§ **PROMPT**: Give the material once more, word for word, without any images.

§ **RECORDED DATA**:
┄┄┄┄┄┄┄┄┄┄

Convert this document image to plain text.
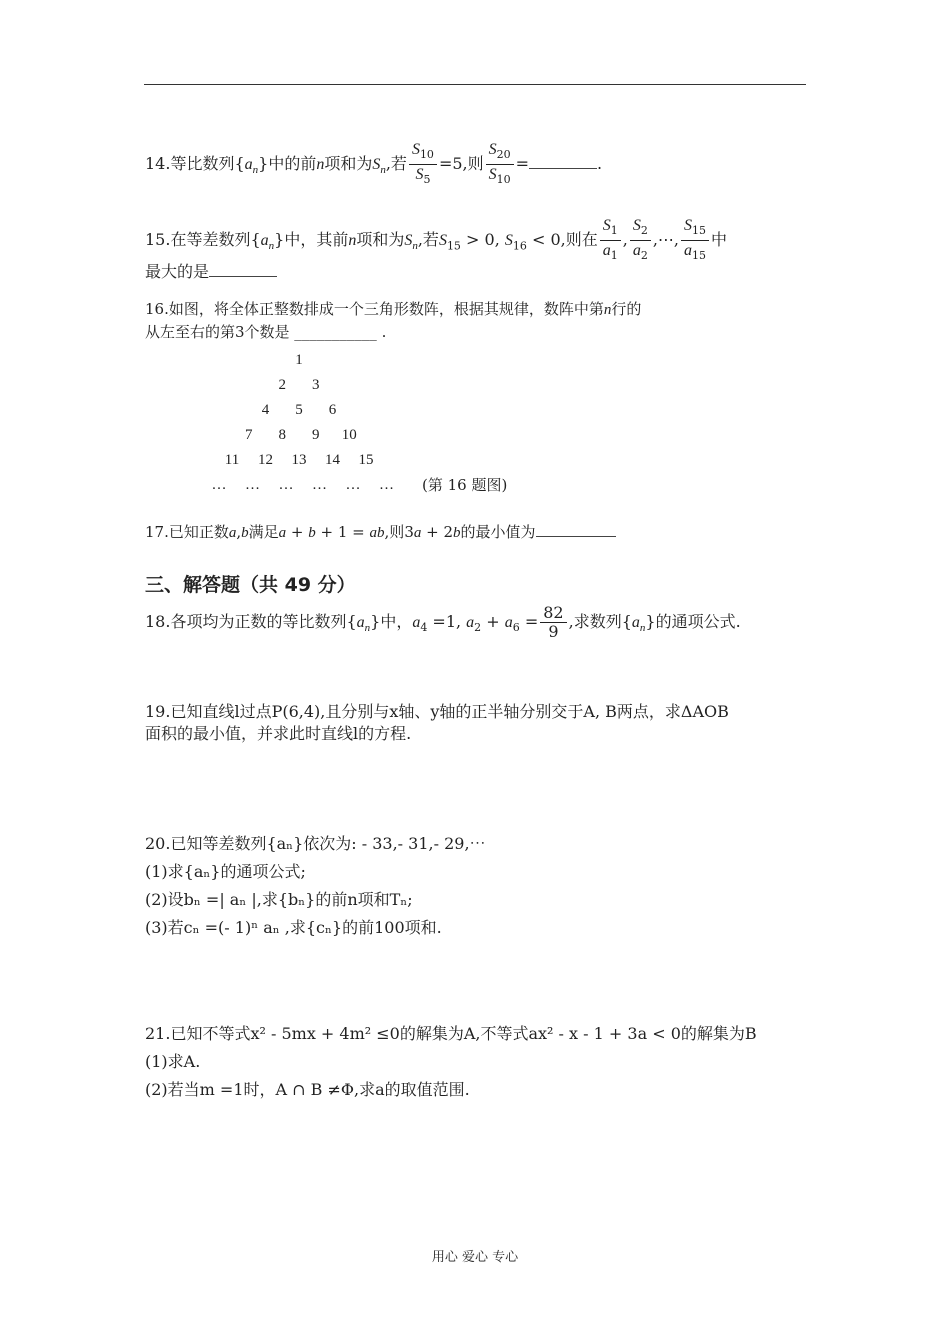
14.等比数列$\{a_n\}$中的前n项和为$S_n$,若 $\frac{S_{10}}{S_5} =5$,则 $\frac{S_{20}}{S_{10}}$ =	.
15.在等差数列$\{a_n\}$中，其前n项和为$S_n$,若$S_{15} > 0$, $S_{16} < 0$,则在 $\frac{S_1}{a_1}$ , $\frac{S_2}{a_2}$ ,⋯, $\frac{S_{15}}{a_{15}}$ 中
最大的是
16.如图，将全体正整数排成一个三角形数阵，根据其规律，数阵中第n行的
从左至右的第3个数是 ___________ .
1
2 3
4 5 6
7 8 9 10
11 12 13 14 15
… … … … … … (第 16 题图)
17.已知正数a,b满足a + b + 1 = ab,则3a + 2b的最小值为
三、解答题（共 49 分）
18.各项均为正数的等比数列$\{a_n\}$中，$a_4 =1$, $a_2 + a_6 = \frac{82}{9}$ ,求数列$\{a_n\}$的通项公式.
19.已知直线l过点P(6,4),且分别与x轴、y轴的正半轴分别交于A, B两点，求ΔAOB
面积的最小值，并求此时直线l的方程.
20.已知等差数列{aₙ}依次为: - 33,- 31,- 29,⋯
(1)求{aₙ}的通项公式;
(2)设bₙ =| aₙ |,求{bₙ}的前n项和Tₙ;
(3)若cₙ =(- 1)ⁿ aₙ ,求{cₙ}的前100项和.
21.已知不等式x² - 5mx + 4m² ≤0的解集为A,不等式ax² - x - 1 + 3a < 0的解集为B
(1)求A.
(2)若当m =1时，A ∩ B ≠Φ,求a的取值范围.
用心 爱心 专心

┄┄┄┄┄┄┄┄┄┄

§ **ANSWER IN FULL**:
Convert this document image to plain text.
14.等比数列$\{a_n\}$中的前n项和为$S_n$,若 $\frac{S_{10}}{S_5} =5$,则 $\frac{S_{20}}{S_{10}}$ =	.
15.在等差数列$\{a_n\}$中，其前n项和为$S_n$,若$S_{15} > 0$, $S_{16} < 0$,则在 $\frac{S_1}{a_1}$ , $\frac{S_2}{a_2}$ ,⋯, $\frac{S_{15}}{a_{15}}$ 中
最大的是
16.如图，将全体正整数排成一个三角形数阵，根据其规律，数阵中第n行的
从左至右的第3个数是 ___________ .
1
2 3
4 5 6
7 8 9 10
11 12 13 14 15
… … … … … … (第 16 题图)
17.已知正数a,b满足a + b + 1 = ab,则3a + 2b的最小值为
三、解答题（共 49 分）
18.各项均为正数的等比数列$\{a_n\}$中，$a_4 =1$, $a_2 + a_6 = \frac{82}{9}$ ,求数列$\{a_n\}$的通项公式.
19.已知直线l过点P(6,4),且分别与x轴、y轴的正半轴分别交于A, B两点，求ΔAOB
面积的最小值，并求此时直线l的方程.
20.已知等差数列{aₙ}依次为: - 33,- 31,- 29,⋯
(1)求{aₙ}的通项公式;
(2)设bₙ =| aₙ |,求{bₙ}的前n项和Tₙ;
(3)若cₙ =(- 1)ⁿ aₙ ,求{cₙ}的前100项和.
21.已知不等式x² - 5mx + 4m² ≤0的解集为A,不等式ax² - x - 1 + 3a < 0的解集为B
(1)求A.
(2)若当m =1时，A ∩ B ≠Φ,求a的取值范围.
用心 爱心 专心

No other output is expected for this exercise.